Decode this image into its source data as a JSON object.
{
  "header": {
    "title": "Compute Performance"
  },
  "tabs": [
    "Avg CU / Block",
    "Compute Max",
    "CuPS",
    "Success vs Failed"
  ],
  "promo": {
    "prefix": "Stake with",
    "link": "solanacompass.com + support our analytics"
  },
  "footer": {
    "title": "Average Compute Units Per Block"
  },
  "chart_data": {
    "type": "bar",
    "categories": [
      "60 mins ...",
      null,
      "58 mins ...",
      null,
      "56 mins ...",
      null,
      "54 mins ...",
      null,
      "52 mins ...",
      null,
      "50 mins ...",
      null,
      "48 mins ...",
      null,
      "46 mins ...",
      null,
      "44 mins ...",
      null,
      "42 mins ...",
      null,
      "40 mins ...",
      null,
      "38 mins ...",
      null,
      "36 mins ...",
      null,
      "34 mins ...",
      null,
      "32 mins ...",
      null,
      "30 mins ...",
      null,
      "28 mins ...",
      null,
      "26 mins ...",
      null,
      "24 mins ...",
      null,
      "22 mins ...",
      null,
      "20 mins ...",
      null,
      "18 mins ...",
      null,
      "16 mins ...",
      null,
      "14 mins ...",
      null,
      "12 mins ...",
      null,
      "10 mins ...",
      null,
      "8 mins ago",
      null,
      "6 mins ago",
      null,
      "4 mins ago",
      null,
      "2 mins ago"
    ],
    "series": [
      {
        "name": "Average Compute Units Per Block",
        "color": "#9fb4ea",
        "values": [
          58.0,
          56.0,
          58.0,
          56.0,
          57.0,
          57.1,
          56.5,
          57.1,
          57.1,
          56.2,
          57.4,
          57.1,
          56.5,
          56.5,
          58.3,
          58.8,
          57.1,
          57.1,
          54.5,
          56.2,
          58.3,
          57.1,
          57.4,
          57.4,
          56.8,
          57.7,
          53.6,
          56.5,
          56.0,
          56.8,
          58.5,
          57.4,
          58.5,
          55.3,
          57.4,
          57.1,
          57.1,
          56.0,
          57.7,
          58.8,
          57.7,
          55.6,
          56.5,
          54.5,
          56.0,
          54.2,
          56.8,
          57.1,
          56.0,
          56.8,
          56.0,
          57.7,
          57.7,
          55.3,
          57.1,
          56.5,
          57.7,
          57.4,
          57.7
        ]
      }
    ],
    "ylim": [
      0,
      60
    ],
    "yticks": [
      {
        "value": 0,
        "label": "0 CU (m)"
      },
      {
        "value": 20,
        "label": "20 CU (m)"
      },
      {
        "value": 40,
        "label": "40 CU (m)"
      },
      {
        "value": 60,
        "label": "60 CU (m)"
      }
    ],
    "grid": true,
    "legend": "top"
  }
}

------------------------------------------------------------------------

* _WHAT YOU SHOULD DO_
Identify lines with the string "Compute". Copy each one.

* _OUTPUT FOR THIS TASK_
    "title": "Compute Performance"
    "Compute Max",
    "title": "Average Compute Units Per Block"
        "name": "Average Compute Units Per Block",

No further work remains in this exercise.